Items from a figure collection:

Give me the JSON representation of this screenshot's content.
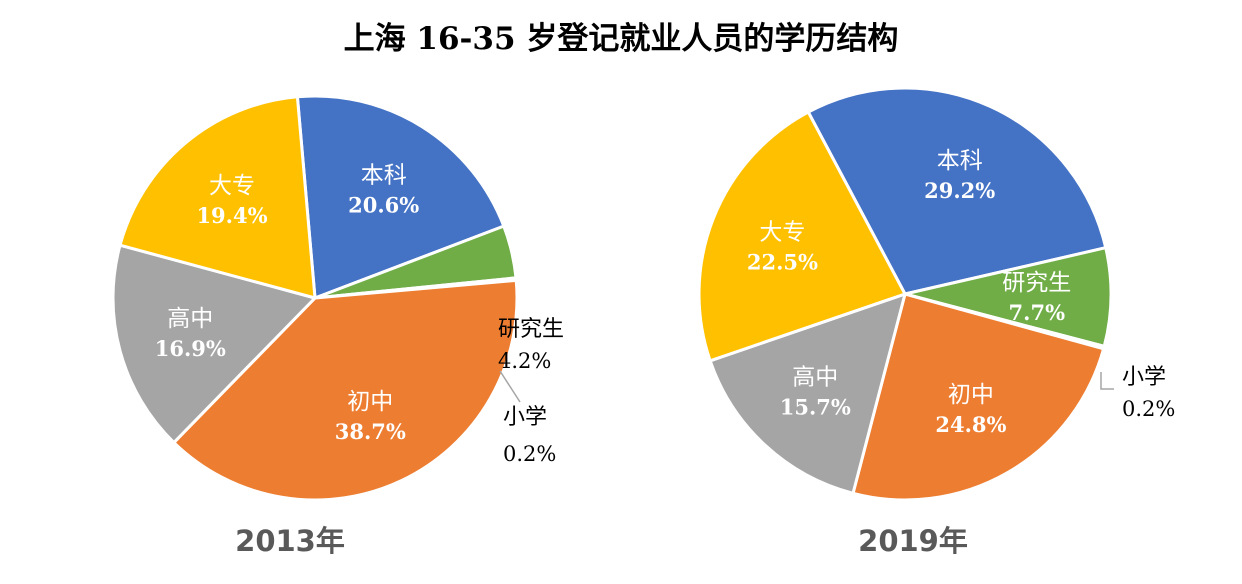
{
  "title": "上海 16-35 岁登记就业人员的学历结构",
  "colors": {
    "本科": "#4472C4",
    "研究生": "#70AD47",
    "小学": "#5B9BD5",
    "初中": "#ED7D31",
    "高中": "#A5A5A5",
    "大专": "#FFC000"
  },
  "chart_data": [
    {
      "type": "pie",
      "label": "2013年",
      "slices": [
        {
          "name": "本科",
          "value": 20.6,
          "display": "20.6%"
        },
        {
          "name": "研究生",
          "value": 4.2,
          "display": "4.2%"
        },
        {
          "name": "小学",
          "value": 0.2,
          "display": "0.2%"
        },
        {
          "name": "初中",
          "value": 38.7,
          "display": "38.7%"
        },
        {
          "name": "高中",
          "value": 16.9,
          "display": "16.9%"
        },
        {
          "name": "大专",
          "value": 19.4,
          "display": "19.4%"
        }
      ]
    },
    {
      "type": "pie",
      "label": "2019年",
      "slices": [
        {
          "name": "本科",
          "value": 29.2,
          "display": "29.2%"
        },
        {
          "name": "研究生",
          "value": 7.7,
          "display": "7.7%"
        },
        {
          "name": "小学",
          "value": 0.2,
          "display": "0.2%"
        },
        {
          "name": "初中",
          "value": 24.8,
          "display": "24.8%"
        },
        {
          "name": "高中",
          "value": 15.7,
          "display": "15.7%"
        },
        {
          "name": "大专",
          "value": 22.5,
          "display": "22.5%"
        }
      ]
    }
  ]
}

EXERCISE OBJECTIVE: Copy each line of the listing in which the word "display" can be found.

EXERCISE ANSWER:
          "display": "20.6%"
          "display": "4.2%"
          "display": "0.2%"
          "display": "38.7%"
          "display": "16.9%"
          "display": "19.4%"
          "display": "29.2%"
          "display": "7.7%"
          "display": "0.2%"
          "display": "24.8%"
          "display": "15.7%"
          "display": "22.5%"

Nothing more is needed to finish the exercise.